(Task directions)
Reproduce all entries verbatim, with nothing added or dropped.

(Supplied information)
+ + + + + + +

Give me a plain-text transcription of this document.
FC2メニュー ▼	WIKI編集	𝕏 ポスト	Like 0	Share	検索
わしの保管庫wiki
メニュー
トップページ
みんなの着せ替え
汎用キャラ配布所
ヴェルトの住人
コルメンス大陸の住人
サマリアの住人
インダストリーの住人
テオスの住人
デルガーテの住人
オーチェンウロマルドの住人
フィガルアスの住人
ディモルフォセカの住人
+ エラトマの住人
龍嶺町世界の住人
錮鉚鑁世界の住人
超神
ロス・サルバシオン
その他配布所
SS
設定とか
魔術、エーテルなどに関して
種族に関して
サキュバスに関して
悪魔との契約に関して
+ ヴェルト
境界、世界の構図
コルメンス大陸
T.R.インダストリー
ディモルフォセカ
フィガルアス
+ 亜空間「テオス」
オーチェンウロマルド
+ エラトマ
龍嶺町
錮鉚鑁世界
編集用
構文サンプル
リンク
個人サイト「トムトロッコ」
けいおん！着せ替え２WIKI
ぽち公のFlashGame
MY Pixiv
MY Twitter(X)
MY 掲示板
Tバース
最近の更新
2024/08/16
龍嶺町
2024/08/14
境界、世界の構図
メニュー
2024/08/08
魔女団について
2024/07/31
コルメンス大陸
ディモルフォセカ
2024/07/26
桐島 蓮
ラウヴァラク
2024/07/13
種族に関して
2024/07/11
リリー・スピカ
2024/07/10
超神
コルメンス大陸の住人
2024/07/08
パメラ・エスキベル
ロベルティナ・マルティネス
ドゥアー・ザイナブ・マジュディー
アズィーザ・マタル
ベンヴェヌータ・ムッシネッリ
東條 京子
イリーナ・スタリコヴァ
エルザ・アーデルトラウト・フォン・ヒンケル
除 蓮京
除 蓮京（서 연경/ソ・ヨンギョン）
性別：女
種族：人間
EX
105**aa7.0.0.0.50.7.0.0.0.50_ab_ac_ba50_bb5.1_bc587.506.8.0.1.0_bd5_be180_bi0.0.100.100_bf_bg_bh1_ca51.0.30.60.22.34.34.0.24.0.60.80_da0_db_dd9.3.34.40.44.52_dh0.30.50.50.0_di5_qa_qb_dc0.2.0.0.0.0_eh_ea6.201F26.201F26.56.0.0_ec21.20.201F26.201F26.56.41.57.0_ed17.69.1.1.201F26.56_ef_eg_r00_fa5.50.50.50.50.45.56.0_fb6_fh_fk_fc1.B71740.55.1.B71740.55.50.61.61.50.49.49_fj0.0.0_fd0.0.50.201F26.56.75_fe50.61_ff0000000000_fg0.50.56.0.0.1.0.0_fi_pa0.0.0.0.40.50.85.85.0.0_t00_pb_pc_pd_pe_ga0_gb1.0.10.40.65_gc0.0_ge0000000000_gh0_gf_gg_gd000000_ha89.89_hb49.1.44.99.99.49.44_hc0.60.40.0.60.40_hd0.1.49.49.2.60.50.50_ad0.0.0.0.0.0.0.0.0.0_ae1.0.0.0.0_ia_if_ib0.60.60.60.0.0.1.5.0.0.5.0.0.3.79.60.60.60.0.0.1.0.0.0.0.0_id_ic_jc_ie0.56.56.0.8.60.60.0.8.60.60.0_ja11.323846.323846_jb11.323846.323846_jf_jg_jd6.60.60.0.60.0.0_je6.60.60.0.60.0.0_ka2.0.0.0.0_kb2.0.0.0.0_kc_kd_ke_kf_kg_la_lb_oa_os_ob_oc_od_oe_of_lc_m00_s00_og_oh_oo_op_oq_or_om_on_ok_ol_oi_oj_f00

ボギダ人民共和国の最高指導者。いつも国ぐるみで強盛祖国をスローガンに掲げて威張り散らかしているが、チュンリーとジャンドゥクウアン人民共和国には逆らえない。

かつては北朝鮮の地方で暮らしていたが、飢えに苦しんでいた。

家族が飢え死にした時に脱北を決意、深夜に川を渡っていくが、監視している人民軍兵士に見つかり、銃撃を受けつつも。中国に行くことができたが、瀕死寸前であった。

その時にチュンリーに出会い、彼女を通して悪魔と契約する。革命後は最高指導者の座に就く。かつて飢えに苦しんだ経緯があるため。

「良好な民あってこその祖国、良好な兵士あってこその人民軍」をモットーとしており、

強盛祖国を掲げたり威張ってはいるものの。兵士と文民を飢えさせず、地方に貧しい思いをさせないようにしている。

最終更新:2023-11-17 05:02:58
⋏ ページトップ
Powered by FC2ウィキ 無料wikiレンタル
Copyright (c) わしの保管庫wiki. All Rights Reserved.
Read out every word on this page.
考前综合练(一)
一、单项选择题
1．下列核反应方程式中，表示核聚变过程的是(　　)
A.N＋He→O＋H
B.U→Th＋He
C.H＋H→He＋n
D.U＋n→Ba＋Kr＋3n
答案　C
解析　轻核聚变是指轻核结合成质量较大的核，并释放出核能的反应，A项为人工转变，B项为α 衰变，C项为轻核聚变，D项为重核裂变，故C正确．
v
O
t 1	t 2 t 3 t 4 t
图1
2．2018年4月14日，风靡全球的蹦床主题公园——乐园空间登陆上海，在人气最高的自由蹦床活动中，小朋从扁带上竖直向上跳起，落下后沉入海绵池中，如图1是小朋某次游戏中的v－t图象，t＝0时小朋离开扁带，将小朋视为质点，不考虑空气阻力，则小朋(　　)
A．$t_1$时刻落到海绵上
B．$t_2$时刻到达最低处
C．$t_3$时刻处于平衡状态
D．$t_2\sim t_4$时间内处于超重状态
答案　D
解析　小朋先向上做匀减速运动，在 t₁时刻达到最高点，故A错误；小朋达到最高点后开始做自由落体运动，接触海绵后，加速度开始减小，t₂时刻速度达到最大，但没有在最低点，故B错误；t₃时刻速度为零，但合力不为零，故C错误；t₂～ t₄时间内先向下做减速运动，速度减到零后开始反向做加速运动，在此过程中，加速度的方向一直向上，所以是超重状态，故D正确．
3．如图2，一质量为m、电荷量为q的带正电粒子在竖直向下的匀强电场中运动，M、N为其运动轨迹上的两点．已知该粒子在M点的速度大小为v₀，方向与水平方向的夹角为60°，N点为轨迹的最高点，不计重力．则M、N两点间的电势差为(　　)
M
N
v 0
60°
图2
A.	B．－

+ + + + + + +

(Problem solution)
Give me a plain-text transcription of this document.
FC2メニュー ▼	WIKI編集	𝕏 ポスト	Like 0	Share	検索
わしの保管庫wiki
メニュー
トップページ
みんなの着せ替え
汎用キャラ配布所
ヴェルトの住人
コルメンス大陸の住人
サマリアの住人
インダストリーの住人
テオスの住人
デルガーテの住人
オーチェンウロマルドの住人
フィガルアスの住人
ディモルフォセカの住人
+ エラトマの住人
龍嶺町世界の住人
錮鉚鑁世界の住人
超神
ロス・サルバシオン
その他配布所
SS
設定とか
魔術、エーテルなどに関して
種族に関して
サキュバスに関して
悪魔との契約に関して
+ ヴェルト
境界、世界の構図
コルメンス大陸
T.R.インダストリー
ディモルフォセカ
フィガルアス
+ 亜空間「テオス」
オーチェンウロマルド
+ エラトマ
龍嶺町
錮鉚鑁世界
編集用
構文サンプル
リンク
個人サイト「トムトロッコ」
けいおん！着せ替え２WIKI
ぽち公のFlashGame
MY Pixiv
MY Twitter(X)
MY 掲示板
Tバース
最近の更新
2024/08/16
龍嶺町
2024/08/14
境界、世界の構図
メニュー
2024/08/08
魔女団について
2024/07/31
コルメンス大陸
ディモルフォセカ
2024/07/26
桐島 蓮
ラウヴァラク
2024/07/13
種族に関して
2024/07/11
リリー・スピカ
2024/07/10
超神
コルメンス大陸の住人
2024/07/08
パメラ・エスキベル
ロベルティナ・マルティネス
ドゥアー・ザイナブ・マジュディー
アズィーザ・マタル
ベンヴェヌータ・ムッシネッリ
東條 京子
イリーナ・スタリコヴァ
エルザ・アーデルトラウト・フォン・ヒンケル
除 蓮京
除 蓮京（서 연경/ソ・ヨンギョン）
性別：女
種族：人間
EX
105**aa7.0.0.0.50.7.0.0.0.50_ab_ac_ba50_bb5.1_bc587.506.8.0.1.0_bd5_be180_bi0.0.100.100_bf_bg_bh1_ca51.0.30.60.22.34.34.0.24.0.60.80_da0_db_dd9.3.34.40.44.52_dh0.30.50.50.0_di5_qa_qb_dc0.2.0.0.0.0_eh_ea6.201F26.201F26.56.0.0_ec21.20.201F26.201F26.56.41.57.0_ed17.69.1.1.201F26.56_ef_eg_r00_fa5.50.50.50.50.45.56.0_fb6_fh_fk_fc1.B71740.55.1.B71740.55.50.61.61.50.49.49_fj0.0.0_fd0.0.50.201F26.56.75_fe50.61_ff0000000000_fg0.50.56.0.0.1.0.0_fi_pa0.0.0.0.40.50.85.85.0.0_t00_pb_pc_pd_pe_ga0_gb1.0.10.40.65_gc0.0_ge0000000000_gh0_gf_gg_gd000000_ha89.89_hb49.1.44.99.99.49.44_hc0.60.40.0.60.40_hd0.1.49.49.2.60.50.50_ad0.0.0.0.0.0.0.0.0.0_ae1.0.0.0.0_ia_if_ib0.60.60.60.0.0.1.5.0.0.5.0.0.3.79.60.60.60.0.0.1.0.0.0.0.0_id_ic_jc_ie0.56.56.0.8.60.60.0.8.60.60.0_ja11.323846.323846_jb11.323846.323846_jf_jg_jd6.60.60.0.60.0.0_je6.60.60.0.60.0.0_ka2.0.0.0.0_kb2.0.0.0.0_kc_kd_ke_kf_kg_la_lb_oa_os_ob_oc_od_oe_of_lc_m00_s00_og_oh_oo_op_oq_or_om_on_ok_ol_oi_oj_f00

ボギダ人民共和国の最高指導者。いつも国ぐるみで強盛祖国をスローガンに掲げて威張り散らかしているが、チュンリーとジャンドゥクウアン人民共和国には逆らえない。

かつては北朝鮮の地方で暮らしていたが、飢えに苦しんでいた。

家族が飢え死にした時に脱北を決意、深夜に川を渡っていくが、監視している人民軍兵士に見つかり、銃撃を受けつつも。中国に行くことができたが、瀕死寸前であった。

その時にチュンリーに出会い、彼女を通して悪魔と契約する。革命後は最高指導者の座に就く。かつて飢えに苦しんだ経緯があるため。

「良好な民あってこその祖国、良好な兵士あってこその人民軍」をモットーとしており、

強盛祖国を掲げたり威張ってはいるものの。兵士と文民を飢えさせず、地方に貧しい思いをさせないようにしている。

最終更新:2023-11-17 05:02:58
⋏ ページトップ
Powered by FC2ウィキ 無料wikiレンタル
Copyright (c) わしの保管庫wiki. All Rights Reserved.
Read out every word on this page.
考前综合练(一)
一、单项选择题
1．下列核反应方程式中，表示核聚变过程的是(　　)
A.N＋He→O＋H
B.U→Th＋He
C.H＋H→He＋n
D.U＋n→Ba＋Kr＋3n
答案　C
解析　轻核聚变是指轻核结合成质量较大的核，并释放出核能的反应，A项为人工转变，B项为α 衰变，C项为轻核聚变，D项为重核裂变，故C正确．
v
O
t 1	t 2 t 3 t 4 t
图1
2．2018年4月14日，风靡全球的蹦床主题公园——乐园空间登陆上海，在人气最高的自由蹦床活动中，小朋从扁带上竖直向上跳起，落下后沉入海绵池中，如图1是小朋某次游戏中的v－t图象，t＝0时小朋离开扁带，将小朋视为质点，不考虑空气阻力，则小朋(　　)
A．$t_1$时刻落到海绵上
B．$t_2$时刻到达最低处
C．$t_3$时刻处于平衡状态
D．$t_2\sim t_4$时间内处于超重状态
答案　D
解析　小朋先向上做匀减速运动，在 t₁时刻达到最高点，故A错误；小朋达到最高点后开始做自由落体运动，接触海绵后，加速度开始减小，t₂时刻速度达到最大，但没有在最低点，故B错误；t₃时刻速度为零，但合力不为零，故C错误；t₂～ t₄时间内先向下做减速运动，速度减到零后开始反向做加速运动，在此过程中，加速度的方向一直向上，所以是超重状态，故D正确．
3．如图2，一质量为m、电荷量为q的带正电粒子在竖直向下的匀强电场中运动，M、N为其运动轨迹上的两点．已知该粒子在M点的速度大小为v₀，方向与水平方向的夹角为60°，N点为轨迹的最高点，不计重力．则M、N两点间的电势差为(　　)
M
N
v 0
60°
图2
A.	B．－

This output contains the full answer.